### To be done
All records should be reproduced verbatim.
________________________
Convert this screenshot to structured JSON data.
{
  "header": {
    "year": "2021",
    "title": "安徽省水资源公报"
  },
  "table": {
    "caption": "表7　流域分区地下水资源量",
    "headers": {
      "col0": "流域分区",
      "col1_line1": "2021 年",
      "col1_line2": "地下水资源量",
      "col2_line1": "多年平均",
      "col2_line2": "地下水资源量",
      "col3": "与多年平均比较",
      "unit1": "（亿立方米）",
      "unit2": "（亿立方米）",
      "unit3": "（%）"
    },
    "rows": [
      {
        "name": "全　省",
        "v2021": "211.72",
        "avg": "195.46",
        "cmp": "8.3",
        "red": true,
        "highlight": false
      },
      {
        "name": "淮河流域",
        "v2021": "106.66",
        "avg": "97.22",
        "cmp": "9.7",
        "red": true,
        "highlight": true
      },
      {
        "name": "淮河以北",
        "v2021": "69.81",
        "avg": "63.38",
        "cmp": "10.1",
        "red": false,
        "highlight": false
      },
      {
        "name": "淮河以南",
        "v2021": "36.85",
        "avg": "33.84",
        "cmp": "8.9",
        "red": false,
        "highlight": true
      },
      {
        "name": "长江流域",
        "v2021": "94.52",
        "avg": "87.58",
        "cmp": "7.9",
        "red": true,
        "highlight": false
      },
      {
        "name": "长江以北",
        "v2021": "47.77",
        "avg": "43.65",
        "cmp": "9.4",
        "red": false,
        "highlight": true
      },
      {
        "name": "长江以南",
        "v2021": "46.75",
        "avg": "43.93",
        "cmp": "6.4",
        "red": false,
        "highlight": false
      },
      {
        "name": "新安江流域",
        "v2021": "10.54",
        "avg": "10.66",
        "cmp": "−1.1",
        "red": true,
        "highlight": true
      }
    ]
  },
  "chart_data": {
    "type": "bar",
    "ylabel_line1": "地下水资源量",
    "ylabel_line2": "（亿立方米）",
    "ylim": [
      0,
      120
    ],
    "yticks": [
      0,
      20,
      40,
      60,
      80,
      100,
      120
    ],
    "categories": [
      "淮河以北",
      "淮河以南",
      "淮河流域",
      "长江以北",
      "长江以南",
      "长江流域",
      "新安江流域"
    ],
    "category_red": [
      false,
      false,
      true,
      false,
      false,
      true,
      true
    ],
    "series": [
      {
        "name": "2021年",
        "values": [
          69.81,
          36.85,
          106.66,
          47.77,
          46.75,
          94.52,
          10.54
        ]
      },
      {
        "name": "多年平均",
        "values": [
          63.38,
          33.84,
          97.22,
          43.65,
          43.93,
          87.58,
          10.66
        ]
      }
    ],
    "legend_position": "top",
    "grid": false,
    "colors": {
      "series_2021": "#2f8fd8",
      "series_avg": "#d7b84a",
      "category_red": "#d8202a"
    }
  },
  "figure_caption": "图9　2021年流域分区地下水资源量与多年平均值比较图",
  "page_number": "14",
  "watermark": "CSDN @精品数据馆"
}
________________________
### Result
Convert this screenshot to structured JSON data.
{
  "header": {
    "year": "2021",
    "title": "安徽省水资源公报"
  },
  "table": {
    "caption": "表7　流域分区地下水资源量",
    "headers": {
      "col0": "流域分区",
      "col1_line1": "2021 年",
      "col1_line2": "地下水资源量",
      "col2_line1": "多年平均",
      "col2_line2": "地下水资源量",
      "col3": "与多年平均比较",
      "unit1": "（亿立方米）",
      "unit2": "（亿立方米）",
      "unit3": "（%）"
    },
    "rows": [
      {
        "name": "全　省",
        "v2021": "211.72",
        "avg": "195.46",
        "cmp": "8.3",
        "red": true,
        "highlight": false
      },
      {
        "name": "淮河流域",
        "v2021": "106.66",
        "avg": "97.22",
        "cmp": "9.7",
        "red": true,
        "highlight": true
      },
      {
        "name": "淮河以北",
        "v2021": "69.81",
        "avg": "63.38",
        "cmp": "10.1",
        "red": false,
        "highlight": false
      },
      {
        "name": "淮河以南",
        "v2021": "36.85",
        "avg": "33.84",
        "cmp": "8.9",
        "red": false,
        "highlight": true
      },
      {
        "name": "长江流域",
        "v2021": "94.52",
        "avg": "87.58",
        "cmp": "7.9",
        "red": true,
        "highlight": false
      },
      {
        "name": "长江以北",
        "v2021": "47.77",
        "avg": "43.65",
        "cmp": "9.4",
        "red": false,
        "highlight": true
      },
      {
        "name": "长江以南",
        "v2021": "46.75",
        "avg": "43.93",
        "cmp": "6.4",
        "red": false,
        "highlight": false
      },
      {
        "name": "新安江流域",
        "v2021": "10.54",
        "avg": "10.66",
        "cmp": "−1.1",
        "red": true,
        "highlight": true
      }
    ]
  },
  "chart_data": {
    "type": "bar",
    "ylabel_line1": "地下水资源量",
    "ylabel_line2": "（亿立方米）",
    "ylim": [
      0,
      120
    ],
    "yticks": [
      0,
      20,
      40,
      60,
      80,
      100,
      120
    ],
    "categories": [
      "淮河以北",
      "淮河以南",
      "淮河流域",
      "长江以北",
      "长江以南",
      "长江流域",
      "新安江流域"
    ],
    "category_red": [
      false,
      false,
      true,
      false,
      false,
      true,
      true
    ],
    "series": [
      {
        "name": "2021年",
        "values": [
          69.81,
          36.85,
          106.66,
          47.77,
          46.75,
          94.52,
          10.54
        ]
      },
      {
        "name": "多年平均",
        "values": [
          63.38,
          33.84,
          97.22,
          43.65,
          43.93,
          87.58,
          10.66
        ]
      }
    ],
    "legend_position": "top",
    "grid": false,
    "colors": {
      "series_2021": "#2f8fd8",
      "series_avg": "#d7b84a",
      "category_red": "#d8202a"
    }
  },
  "figure_caption": "图9　2021年流域分区地下水资源量与多年平均值比较图",
  "page_number": "14",
  "watermark": "CSDN @精品数据馆"
}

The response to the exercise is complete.